• _Set exercise_
Which lines hold the word "puntuación"? Show each of them.

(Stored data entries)
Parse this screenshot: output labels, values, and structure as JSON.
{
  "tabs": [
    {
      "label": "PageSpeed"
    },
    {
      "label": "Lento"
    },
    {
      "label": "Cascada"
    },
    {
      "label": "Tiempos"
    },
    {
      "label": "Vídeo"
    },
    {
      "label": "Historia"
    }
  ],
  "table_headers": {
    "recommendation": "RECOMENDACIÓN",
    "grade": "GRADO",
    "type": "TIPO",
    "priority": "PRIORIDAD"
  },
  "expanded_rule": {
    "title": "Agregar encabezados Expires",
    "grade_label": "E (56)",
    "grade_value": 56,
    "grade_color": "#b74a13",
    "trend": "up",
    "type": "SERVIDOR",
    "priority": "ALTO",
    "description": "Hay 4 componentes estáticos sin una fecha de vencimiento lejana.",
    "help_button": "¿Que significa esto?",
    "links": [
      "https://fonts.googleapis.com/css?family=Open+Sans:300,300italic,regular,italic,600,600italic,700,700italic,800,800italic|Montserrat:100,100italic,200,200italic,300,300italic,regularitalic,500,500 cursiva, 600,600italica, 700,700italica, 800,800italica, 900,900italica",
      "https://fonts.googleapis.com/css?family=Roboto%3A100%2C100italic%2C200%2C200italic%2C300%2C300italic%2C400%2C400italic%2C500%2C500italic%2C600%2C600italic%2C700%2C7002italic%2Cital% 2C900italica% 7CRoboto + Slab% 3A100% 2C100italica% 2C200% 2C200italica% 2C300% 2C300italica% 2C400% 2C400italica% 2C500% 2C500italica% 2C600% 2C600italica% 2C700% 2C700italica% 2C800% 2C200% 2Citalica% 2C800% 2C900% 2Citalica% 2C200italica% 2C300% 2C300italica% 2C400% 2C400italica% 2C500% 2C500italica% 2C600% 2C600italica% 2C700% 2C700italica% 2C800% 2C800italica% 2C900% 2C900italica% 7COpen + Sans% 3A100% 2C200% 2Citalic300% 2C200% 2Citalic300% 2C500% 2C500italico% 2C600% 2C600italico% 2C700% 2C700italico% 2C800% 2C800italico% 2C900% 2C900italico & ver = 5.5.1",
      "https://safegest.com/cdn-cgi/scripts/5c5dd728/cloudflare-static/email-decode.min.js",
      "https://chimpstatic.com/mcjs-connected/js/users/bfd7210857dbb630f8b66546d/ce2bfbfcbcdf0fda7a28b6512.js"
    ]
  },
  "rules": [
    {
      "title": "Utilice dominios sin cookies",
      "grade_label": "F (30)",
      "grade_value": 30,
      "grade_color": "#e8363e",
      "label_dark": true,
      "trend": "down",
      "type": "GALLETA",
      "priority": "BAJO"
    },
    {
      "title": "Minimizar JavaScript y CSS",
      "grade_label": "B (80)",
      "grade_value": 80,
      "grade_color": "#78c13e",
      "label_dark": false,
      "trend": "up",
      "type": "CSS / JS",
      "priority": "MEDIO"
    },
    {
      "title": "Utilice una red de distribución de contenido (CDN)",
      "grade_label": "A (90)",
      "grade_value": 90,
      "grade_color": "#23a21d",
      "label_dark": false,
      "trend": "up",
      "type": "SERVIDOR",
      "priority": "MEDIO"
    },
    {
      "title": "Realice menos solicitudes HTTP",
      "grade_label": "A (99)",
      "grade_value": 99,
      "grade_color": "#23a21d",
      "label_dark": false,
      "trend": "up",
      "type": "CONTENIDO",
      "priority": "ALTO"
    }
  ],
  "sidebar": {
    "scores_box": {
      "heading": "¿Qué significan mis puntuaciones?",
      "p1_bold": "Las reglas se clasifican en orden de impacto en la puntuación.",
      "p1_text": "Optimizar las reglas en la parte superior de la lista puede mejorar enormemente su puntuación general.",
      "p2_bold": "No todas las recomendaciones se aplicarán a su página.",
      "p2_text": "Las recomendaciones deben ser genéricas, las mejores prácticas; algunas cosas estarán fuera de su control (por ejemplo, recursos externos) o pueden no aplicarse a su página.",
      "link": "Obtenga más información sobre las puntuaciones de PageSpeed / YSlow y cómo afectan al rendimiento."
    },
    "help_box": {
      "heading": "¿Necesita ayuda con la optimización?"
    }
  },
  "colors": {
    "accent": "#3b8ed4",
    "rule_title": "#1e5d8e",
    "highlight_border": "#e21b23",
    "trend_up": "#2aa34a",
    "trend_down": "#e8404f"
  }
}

• _Complete output_
      "p1_bold": "Las reglas se clasifican en orden de impacto en la puntuación.",
      "p1_text": "Optimizar las reglas en la parte superior de la lista puede mejorar enormemente su puntuación general.",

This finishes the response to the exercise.